═══ Extracted data ═══

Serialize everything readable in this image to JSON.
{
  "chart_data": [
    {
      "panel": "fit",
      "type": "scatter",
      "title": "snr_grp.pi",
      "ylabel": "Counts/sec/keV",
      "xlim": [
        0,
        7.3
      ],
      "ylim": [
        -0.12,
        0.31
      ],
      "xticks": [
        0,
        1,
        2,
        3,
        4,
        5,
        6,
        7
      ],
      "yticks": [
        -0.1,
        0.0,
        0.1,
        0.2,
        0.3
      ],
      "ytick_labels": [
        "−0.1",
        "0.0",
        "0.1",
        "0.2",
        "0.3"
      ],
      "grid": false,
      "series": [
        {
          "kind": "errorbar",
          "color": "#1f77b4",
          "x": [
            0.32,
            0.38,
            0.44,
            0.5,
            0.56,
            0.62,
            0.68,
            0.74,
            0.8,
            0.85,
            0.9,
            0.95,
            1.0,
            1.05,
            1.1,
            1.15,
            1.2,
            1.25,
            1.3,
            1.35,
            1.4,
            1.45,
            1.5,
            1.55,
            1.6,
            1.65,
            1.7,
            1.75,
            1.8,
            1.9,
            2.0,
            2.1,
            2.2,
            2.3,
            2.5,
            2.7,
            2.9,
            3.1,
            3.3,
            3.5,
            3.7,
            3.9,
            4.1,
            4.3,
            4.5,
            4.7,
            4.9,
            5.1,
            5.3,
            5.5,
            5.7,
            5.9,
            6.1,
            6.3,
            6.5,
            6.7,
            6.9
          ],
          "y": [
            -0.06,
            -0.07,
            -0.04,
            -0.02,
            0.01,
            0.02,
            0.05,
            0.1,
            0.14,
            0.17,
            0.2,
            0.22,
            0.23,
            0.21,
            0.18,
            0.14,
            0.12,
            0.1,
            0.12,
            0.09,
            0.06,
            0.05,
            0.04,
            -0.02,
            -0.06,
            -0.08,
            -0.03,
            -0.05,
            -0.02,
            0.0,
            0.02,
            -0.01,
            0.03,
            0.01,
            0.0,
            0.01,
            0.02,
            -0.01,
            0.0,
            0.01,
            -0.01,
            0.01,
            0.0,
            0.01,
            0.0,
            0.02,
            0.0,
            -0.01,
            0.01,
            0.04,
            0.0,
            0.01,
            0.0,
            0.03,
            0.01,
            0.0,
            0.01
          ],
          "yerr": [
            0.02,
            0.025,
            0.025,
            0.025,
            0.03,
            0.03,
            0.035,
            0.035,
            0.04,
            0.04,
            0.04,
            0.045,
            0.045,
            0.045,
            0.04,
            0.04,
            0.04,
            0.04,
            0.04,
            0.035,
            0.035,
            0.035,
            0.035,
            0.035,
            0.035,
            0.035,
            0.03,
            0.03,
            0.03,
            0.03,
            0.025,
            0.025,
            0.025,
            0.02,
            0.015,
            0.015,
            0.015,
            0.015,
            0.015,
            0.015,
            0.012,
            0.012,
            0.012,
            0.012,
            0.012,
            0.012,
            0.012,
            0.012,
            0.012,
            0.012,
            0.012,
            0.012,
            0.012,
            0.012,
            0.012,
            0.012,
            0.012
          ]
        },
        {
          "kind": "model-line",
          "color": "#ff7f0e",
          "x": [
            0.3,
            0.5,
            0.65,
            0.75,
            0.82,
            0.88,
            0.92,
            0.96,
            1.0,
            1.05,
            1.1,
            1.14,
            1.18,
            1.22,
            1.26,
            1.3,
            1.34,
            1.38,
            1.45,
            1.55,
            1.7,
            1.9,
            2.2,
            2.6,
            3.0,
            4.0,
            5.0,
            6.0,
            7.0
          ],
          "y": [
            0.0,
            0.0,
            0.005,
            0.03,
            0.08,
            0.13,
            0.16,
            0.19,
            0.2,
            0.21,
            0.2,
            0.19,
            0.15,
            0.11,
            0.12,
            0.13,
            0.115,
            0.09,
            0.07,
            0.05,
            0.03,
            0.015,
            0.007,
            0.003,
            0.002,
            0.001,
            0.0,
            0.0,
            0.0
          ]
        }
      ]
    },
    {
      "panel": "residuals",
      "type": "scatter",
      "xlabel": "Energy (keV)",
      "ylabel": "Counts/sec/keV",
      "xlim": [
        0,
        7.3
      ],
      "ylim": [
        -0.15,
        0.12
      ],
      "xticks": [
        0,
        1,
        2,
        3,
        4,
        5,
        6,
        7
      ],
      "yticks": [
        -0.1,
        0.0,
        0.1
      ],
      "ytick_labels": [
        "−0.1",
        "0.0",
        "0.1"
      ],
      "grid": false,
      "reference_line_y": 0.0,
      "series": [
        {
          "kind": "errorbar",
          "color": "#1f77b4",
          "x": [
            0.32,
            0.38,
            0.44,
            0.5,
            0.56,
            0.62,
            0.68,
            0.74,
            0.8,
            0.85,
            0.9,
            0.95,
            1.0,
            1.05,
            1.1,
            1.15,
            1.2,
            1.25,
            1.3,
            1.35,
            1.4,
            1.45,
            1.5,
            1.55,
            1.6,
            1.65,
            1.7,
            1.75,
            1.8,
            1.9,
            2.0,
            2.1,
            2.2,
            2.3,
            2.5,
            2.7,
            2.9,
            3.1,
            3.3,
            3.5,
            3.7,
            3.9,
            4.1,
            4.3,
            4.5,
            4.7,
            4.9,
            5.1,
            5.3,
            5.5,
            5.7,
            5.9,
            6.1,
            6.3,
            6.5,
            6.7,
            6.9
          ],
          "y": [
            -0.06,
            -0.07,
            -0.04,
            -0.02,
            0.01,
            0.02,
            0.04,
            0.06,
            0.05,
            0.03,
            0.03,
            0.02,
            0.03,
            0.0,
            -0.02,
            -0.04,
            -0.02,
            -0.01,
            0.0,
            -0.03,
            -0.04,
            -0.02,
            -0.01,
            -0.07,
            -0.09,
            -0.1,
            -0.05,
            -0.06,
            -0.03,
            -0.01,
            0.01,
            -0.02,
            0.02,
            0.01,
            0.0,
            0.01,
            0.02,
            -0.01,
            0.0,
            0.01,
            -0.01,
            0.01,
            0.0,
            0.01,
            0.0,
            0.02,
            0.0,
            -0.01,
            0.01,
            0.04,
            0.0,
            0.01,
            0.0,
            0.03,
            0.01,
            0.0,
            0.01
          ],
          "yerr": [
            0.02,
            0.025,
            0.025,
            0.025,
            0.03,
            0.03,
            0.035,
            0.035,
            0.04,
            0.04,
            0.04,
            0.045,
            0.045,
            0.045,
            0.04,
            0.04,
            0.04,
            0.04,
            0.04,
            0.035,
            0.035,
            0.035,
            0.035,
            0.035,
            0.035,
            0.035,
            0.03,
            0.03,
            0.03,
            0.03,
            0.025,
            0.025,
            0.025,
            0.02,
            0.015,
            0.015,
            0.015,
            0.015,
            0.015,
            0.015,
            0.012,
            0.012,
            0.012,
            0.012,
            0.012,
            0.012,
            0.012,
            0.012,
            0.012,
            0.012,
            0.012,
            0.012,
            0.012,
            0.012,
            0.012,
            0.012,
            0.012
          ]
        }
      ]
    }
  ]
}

═══

# What the exercise asks:
Return all of the data word for word.

# Problem solution:
Serialize everything readable in this image to JSON.
{
  "chart_data": [
    {
      "panel": "fit",
      "type": "scatter",
      "title": "snr_grp.pi",
      "ylabel": "Counts/sec/keV",
      "xlim": [
        0,
        7.3
      ],
      "ylim": [
        -0.12,
        0.31
      ],
      "xticks": [
        0,
        1,
        2,
        3,
        4,
        5,
        6,
        7
      ],
      "yticks": [
        -0.1,
        0.0,
        0.1,
        0.2,
        0.3
      ],
      "ytick_labels": [
        "−0.1",
        "0.0",
        "0.1",
        "0.2",
        "0.3"
      ],
      "grid": false,
      "series": [
        {
          "kind": "errorbar",
          "color": "#1f77b4",
          "x": [
            0.32,
            0.38,
            0.44,
            0.5,
            0.56,
            0.62,
            0.68,
            0.74,
            0.8,
            0.85,
            0.9,
            0.95,
            1.0,
            1.05,
            1.1,
            1.15,
            1.2,
            1.25,
            1.3,
            1.35,
            1.4,
            1.45,
            1.5,
            1.55,
            1.6,
            1.65,
            1.7,
            1.75,
            1.8,
            1.9,
            2.0,
            2.1,
            2.2,
            2.3,
            2.5,
            2.7,
            2.9,
            3.1,
            3.3,
            3.5,
            3.7,
            3.9,
            4.1,
            4.3,
            4.5,
            4.7,
            4.9,
            5.1,
            5.3,
            5.5,
            5.7,
            5.9,
            6.1,
            6.3,
            6.5,
            6.7,
            6.9
          ],
          "y": [
            -0.06,
            -0.07,
            -0.04,
            -0.02,
            0.01,
            0.02,
            0.05,
            0.1,
            0.14,
            0.17,
            0.2,
            0.22,
            0.23,
            0.21,
            0.18,
            0.14,
            0.12,
            0.1,
            0.12,
            0.09,
            0.06,
            0.05,
            0.04,
            -0.02,
            -0.06,
            -0.08,
            -0.03,
            -0.05,
            -0.02,
            0.0,
            0.02,
            -0.01,
            0.03,
            0.01,
            0.0,
            0.01,
            0.02,
            -0.01,
            0.0,
            0.01,
            -0.01,
            0.01,
            0.0,
            0.01,
            0.0,
            0.02,
            0.0,
            -0.01,
            0.01,
            0.04,
            0.0,
            0.01,
            0.0,
            0.03,
            0.01,
            0.0,
            0.01
          ],
          "yerr": [
            0.02,
            0.025,
            0.025,
            0.025,
            0.03,
            0.03,
            0.035,
            0.035,
            0.04,
            0.04,
            0.04,
            0.045,
            0.045,
            0.045,
            0.04,
            0.04,
            0.04,
            0.04,
            0.04,
            0.035,
            0.035,
            0.035,
            0.035,
            0.035,
            0.035,
            0.035,
            0.03,
            0.03,
            0.03,
            0.03,
            0.025,
            0.025,
            0.025,
            0.02,
            0.015,
            0.015,
            0.015,
            0.015,
            0.015,
            0.015,
            0.012,
            0.012,
            0.012,
            0.012,
            0.012,
            0.012,
            0.012,
            0.012,
            0.012,
            0.012,
            0.012,
            0.012,
            0.012,
            0.012,
            0.012,
            0.012,
            0.012
          ]
        },
        {
          "kind": "model-line",
          "color": "#ff7f0e",
          "x": [
            0.3,
            0.5,
            0.65,
            0.75,
            0.82,
            0.88,
            0.92,
            0.96,
            1.0,
            1.05,
            1.1,
            1.14,
            1.18,
            1.22,
            1.26,
            1.3,
            1.34,
            1.38,
            1.45,
            1.55,
            1.7,
            1.9,
            2.2,
            2.6,
            3.0,
            4.0,
            5.0,
            6.0,
            7.0
          ],
          "y": [
            0.0,
            0.0,
            0.005,
            0.03,
            0.08,
            0.13,
            0.16,
            0.19,
            0.2,
            0.21,
            0.2,
            0.19,
            0.15,
            0.11,
            0.12,
            0.13,
            0.115,
            0.09,
            0.07,
            0.05,
            0.03,
            0.015,
            0.007,
            0.003,
            0.002,
            0.001,
            0.0,
            0.0,
            0.0
          ]
        }
      ]
    },
    {
      "panel": "residuals",
      "type": "scatter",
      "xlabel": "Energy (keV)",
      "ylabel": "Counts/sec/keV",
      "xlim": [
        0,
        7.3
      ],
      "ylim": [
        -0.15,
        0.12
      ],
      "xticks": [
        0,
        1,
        2,
        3,
        4,
        5,
        6,
        7
      ],
      "yticks": [
        -0.1,
        0.0,
        0.1
      ],
      "ytick_labels": [
        "−0.1",
        "0.0",
        "0.1"
      ],
      "grid": false,
      "reference_line_y": 0.0,
      "series": [
        {
          "kind": "errorbar",
          "color": "#1f77b4",
          "x": [
            0.32,
            0.38,
            0.44,
            0.5,
            0.56,
            0.62,
            0.68,
            0.74,
            0.8,
            0.85,
            0.9,
            0.95,
            1.0,
            1.05,
            1.1,
            1.15,
            1.2,
            1.25,
            1.3,
            1.35,
            1.4,
            1.45,
            1.5,
            1.55,
            1.6,
            1.65,
            1.7,
            1.75,
            1.8,
            1.9,
            2.0,
            2.1,
            2.2,
            2.3,
            2.5,
            2.7,
            2.9,
            3.1,
            3.3,
            3.5,
            3.7,
            3.9,
            4.1,
            4.3,
            4.5,
            4.7,
            4.9,
            5.1,
            5.3,
            5.5,
            5.7,
            5.9,
            6.1,
            6.3,
            6.5,
            6.7,
            6.9
          ],
          "y": [
            -0.06,
            -0.07,
            -0.04,
            -0.02,
            0.01,
            0.02,
            0.04,
            0.06,
            0.05,
            0.03,
            0.03,
            0.02,
            0.03,
            0.0,
            -0.02,
            -0.04,
            -0.02,
            -0.01,
            0.0,
            -0.03,
            -0.04,
            -0.02,
            -0.01,
            -0.07,
            -0.09,
            -0.1,
            -0.05,
            -0.06,
            -0.03,
            -0.01,
            0.01,
            -0.02,
            0.02,
            0.01,
            0.0,
            0.01,
            0.02,
            -0.01,
            0.0,
            0.01,
            -0.01,
            0.01,
            0.0,
            0.01,
            0.0,
            0.02,
            0.0,
            -0.01,
            0.01,
            0.04,
            0.0,
            0.01,
            0.0,
            0.03,
            0.01,
            0.0,
            0.01
          ],
          "yerr": [
            0.02,
            0.025,
            0.025,
            0.025,
            0.03,
            0.03,
            0.035,
            0.035,
            0.04,
            0.04,
            0.04,
            0.045,
            0.045,
            0.045,
            0.04,
            0.04,
            0.04,
            0.04,
            0.04,
            0.035,
            0.035,
            0.035,
            0.035,
            0.035,
            0.035,
            0.035,
            0.03,
            0.03,
            0.03,
            0.03,
            0.025,
            0.025,
            0.025,
            0.02,
            0.015,
            0.015,
            0.015,
            0.015,
            0.015,
            0.015,
            0.012,
            0.012,
            0.012,
            0.012,
            0.012,
            0.012,
            0.012,
            0.012,
            0.012,
            0.012,
            0.012,
            0.012,
            0.012,
            0.012,
            0.012,
            0.012,
            0.012
          ]
        }
      ]
    }
  ]
}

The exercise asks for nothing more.